MATERIAL FOR THIS EXERCISE |
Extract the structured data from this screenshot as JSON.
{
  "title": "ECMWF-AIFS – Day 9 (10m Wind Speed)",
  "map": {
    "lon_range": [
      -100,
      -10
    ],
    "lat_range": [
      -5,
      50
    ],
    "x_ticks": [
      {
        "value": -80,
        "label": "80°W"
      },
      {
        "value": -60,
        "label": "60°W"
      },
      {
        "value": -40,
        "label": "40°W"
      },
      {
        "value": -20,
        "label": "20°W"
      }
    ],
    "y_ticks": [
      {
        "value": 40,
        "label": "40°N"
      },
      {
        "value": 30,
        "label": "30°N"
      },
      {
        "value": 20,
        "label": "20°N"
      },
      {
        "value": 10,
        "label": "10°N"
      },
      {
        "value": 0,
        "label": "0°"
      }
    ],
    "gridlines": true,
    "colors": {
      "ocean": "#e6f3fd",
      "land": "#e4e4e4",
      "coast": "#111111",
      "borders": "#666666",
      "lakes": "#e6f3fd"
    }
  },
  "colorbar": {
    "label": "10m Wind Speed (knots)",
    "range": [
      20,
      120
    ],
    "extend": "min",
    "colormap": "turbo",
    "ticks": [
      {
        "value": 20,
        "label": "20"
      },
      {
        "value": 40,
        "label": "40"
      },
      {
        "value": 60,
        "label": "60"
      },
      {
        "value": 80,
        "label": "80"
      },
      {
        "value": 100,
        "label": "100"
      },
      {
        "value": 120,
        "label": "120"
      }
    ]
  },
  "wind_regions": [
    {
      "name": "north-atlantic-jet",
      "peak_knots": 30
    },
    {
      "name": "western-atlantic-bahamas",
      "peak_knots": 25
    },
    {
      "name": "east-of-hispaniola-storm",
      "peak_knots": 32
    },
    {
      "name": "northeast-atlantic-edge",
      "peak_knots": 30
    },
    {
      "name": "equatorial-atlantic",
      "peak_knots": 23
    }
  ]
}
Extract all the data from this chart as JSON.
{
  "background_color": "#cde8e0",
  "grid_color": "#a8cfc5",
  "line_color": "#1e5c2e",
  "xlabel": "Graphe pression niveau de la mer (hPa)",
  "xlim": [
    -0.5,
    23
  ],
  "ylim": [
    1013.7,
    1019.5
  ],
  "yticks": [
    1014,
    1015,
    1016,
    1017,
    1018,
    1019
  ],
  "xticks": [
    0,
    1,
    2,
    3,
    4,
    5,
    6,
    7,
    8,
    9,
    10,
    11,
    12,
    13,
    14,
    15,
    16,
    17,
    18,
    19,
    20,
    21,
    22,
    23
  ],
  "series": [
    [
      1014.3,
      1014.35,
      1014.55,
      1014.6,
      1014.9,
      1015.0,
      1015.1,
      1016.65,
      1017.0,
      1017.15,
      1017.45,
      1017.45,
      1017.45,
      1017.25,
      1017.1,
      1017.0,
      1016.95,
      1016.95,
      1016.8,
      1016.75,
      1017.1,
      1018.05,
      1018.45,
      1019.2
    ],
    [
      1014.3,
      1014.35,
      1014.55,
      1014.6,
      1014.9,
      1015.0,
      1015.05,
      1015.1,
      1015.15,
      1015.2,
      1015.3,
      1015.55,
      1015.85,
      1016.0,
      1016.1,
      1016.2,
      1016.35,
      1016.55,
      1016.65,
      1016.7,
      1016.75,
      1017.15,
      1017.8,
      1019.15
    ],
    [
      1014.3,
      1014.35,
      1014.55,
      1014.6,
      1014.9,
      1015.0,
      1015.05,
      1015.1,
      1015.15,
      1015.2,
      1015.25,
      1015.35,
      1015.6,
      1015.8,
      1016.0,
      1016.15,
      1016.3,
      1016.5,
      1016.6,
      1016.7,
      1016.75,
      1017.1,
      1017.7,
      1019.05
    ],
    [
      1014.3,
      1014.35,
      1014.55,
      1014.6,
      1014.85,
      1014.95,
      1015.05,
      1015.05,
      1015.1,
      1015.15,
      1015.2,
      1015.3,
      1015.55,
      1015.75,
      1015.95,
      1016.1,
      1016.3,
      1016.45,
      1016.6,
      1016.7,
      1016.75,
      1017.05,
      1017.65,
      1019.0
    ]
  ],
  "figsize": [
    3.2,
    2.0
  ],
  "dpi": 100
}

WHAT IS BEING ASKED |
Above are some records. Count the lines among them with the word "from", and answer with the number only.

EXERCISE ANSWER |
2